Find the word "αλήθεια" in the material below and gather every line that contains it.

[Extracted records]
....

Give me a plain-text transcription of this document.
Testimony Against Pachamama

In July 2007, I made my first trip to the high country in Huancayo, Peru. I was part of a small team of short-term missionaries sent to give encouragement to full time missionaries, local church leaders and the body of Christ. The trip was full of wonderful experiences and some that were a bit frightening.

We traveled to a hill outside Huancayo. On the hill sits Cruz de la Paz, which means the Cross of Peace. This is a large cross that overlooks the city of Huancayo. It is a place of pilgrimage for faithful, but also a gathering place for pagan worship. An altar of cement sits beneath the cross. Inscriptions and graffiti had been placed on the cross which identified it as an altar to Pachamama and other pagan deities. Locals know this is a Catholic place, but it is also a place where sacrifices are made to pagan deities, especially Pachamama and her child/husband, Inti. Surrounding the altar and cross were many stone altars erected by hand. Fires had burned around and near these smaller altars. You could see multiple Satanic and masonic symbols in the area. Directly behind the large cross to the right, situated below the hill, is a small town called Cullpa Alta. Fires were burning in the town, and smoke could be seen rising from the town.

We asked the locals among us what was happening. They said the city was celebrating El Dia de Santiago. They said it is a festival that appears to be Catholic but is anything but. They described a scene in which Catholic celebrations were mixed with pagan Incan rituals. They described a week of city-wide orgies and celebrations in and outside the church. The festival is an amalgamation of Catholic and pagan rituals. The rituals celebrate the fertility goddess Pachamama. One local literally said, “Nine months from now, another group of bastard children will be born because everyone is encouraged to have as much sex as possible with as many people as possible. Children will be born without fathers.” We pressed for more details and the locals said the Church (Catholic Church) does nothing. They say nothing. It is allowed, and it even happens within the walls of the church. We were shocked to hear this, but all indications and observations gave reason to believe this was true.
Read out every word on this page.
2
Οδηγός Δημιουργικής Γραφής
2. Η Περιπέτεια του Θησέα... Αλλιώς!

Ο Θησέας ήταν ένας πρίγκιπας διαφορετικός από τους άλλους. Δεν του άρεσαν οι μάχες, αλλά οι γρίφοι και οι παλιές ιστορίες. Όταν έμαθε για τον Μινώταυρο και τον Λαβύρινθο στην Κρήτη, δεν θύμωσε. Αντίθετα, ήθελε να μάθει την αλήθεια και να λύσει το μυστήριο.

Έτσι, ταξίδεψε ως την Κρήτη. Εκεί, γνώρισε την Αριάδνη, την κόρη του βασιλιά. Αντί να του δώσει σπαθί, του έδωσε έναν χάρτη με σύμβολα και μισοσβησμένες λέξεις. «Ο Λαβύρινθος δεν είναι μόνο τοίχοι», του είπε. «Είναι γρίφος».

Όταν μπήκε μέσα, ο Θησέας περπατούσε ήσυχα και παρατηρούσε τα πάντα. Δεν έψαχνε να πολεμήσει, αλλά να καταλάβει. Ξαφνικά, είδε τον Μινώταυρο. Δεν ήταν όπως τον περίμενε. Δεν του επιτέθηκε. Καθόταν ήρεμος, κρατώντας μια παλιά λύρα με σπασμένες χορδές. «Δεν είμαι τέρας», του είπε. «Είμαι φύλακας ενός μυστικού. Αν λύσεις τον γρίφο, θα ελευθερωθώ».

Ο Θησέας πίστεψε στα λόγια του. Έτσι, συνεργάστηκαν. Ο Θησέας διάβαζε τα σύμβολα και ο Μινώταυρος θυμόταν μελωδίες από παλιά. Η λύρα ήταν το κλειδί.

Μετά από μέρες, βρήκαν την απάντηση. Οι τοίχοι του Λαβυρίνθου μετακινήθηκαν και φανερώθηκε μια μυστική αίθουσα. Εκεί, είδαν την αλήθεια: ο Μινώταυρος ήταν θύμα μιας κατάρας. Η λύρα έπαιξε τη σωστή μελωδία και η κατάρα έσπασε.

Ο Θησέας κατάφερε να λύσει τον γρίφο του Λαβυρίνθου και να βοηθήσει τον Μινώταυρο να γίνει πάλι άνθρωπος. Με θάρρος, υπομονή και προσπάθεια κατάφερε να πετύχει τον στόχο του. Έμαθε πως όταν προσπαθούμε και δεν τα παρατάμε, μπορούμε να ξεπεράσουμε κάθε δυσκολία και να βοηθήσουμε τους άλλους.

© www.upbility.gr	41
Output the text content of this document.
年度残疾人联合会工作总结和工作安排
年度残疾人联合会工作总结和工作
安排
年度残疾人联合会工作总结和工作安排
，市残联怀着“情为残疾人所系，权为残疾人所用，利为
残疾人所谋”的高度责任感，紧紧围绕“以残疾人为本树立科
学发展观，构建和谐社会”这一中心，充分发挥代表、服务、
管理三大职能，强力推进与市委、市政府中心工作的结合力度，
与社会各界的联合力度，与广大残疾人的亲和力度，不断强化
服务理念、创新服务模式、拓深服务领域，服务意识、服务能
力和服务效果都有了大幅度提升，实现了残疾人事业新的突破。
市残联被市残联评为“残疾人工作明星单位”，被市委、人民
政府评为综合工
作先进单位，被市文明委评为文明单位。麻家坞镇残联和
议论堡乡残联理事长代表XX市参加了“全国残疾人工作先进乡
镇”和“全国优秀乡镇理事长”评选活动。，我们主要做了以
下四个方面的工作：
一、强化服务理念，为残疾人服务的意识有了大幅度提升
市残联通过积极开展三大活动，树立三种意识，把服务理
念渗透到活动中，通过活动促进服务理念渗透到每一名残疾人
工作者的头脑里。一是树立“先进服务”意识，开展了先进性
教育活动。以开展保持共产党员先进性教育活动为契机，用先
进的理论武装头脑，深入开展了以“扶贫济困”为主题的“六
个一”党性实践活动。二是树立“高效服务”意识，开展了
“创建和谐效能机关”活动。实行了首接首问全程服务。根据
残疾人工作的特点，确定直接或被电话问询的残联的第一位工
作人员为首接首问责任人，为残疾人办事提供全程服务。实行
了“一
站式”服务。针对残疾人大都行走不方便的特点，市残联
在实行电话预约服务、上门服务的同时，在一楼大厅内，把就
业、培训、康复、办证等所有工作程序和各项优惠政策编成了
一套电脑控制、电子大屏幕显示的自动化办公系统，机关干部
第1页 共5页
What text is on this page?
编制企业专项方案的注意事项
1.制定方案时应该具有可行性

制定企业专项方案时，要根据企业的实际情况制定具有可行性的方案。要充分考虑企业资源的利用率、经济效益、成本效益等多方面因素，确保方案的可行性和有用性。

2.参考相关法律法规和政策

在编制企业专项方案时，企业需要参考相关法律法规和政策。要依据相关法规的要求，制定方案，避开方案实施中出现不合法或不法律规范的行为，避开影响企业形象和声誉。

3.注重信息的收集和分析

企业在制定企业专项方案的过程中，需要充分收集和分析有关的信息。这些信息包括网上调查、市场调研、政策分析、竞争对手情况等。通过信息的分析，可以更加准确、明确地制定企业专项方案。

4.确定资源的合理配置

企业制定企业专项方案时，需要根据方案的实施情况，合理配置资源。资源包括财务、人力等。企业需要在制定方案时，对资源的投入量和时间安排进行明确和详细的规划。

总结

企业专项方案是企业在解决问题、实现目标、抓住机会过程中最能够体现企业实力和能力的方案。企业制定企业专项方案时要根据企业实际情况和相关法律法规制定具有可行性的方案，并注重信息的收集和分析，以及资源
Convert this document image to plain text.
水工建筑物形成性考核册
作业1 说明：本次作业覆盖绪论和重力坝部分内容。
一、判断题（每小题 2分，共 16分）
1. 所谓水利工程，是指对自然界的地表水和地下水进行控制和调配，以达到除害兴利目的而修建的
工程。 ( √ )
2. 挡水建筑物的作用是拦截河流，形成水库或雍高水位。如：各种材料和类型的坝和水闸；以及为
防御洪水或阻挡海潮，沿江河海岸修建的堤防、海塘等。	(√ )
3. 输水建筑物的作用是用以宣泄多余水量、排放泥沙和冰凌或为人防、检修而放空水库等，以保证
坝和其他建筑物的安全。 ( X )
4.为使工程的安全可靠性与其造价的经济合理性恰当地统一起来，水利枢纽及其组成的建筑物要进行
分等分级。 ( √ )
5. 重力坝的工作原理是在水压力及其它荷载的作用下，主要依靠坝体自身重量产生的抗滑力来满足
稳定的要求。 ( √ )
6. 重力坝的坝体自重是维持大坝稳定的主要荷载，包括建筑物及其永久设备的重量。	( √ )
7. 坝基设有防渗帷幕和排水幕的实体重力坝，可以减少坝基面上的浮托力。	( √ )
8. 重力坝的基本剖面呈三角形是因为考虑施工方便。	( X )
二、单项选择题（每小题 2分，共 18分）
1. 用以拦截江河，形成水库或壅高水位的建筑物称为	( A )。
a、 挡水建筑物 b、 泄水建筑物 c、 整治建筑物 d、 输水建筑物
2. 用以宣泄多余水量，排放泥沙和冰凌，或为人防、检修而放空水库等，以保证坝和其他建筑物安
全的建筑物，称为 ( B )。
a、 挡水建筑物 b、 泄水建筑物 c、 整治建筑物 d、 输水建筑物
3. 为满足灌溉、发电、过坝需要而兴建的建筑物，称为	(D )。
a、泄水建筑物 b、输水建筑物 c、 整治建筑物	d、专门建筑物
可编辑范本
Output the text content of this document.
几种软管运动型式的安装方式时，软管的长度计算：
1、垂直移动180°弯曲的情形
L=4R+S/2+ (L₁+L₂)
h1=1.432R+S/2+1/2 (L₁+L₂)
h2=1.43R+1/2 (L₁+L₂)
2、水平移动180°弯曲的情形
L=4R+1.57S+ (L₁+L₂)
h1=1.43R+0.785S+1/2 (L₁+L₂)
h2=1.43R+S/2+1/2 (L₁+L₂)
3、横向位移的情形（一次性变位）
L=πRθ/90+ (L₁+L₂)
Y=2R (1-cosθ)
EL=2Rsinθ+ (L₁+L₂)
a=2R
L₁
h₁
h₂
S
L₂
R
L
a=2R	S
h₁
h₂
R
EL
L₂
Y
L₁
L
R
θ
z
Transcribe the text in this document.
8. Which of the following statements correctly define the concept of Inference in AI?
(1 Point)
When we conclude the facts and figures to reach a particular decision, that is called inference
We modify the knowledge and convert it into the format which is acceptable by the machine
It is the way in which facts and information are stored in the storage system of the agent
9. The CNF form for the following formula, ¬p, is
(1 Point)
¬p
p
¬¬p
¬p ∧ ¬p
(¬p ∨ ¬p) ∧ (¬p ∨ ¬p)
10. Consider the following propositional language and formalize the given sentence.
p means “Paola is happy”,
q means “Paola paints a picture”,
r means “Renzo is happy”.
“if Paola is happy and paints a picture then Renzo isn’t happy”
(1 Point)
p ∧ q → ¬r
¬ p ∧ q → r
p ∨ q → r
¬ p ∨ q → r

....

OUTPUT BELOW:
Ο Θησέας ήταν ένας πρίγκιπας διαφορετικός από τους άλλους. Δεν του άρεσαν οι μάχες, αλλά οι γρίφοι και οι παλιές ιστορίες. Όταν έμαθε για τον Μινώταυρο και τον Λαβύρινθο στην Κρήτη, δεν θύμωσε. Αντίθετα, ήθελε να μάθει την αλήθεια και να λύσει το μυστήριο.
Μετά από μέρες, βρήκαν την απάντηση. Οι τοίχοι του Λαβυρίνθου μετακινήθηκαν και φανερώθηκε μια μυστική αίθουσα. Εκεί, είδαν την αλήθεια: ο Μινώταυρος ήταν θύμα μιας κατάρας. Η λύρα έπαιξε τη σωστή μελωδία και η κατάρα έσπασε.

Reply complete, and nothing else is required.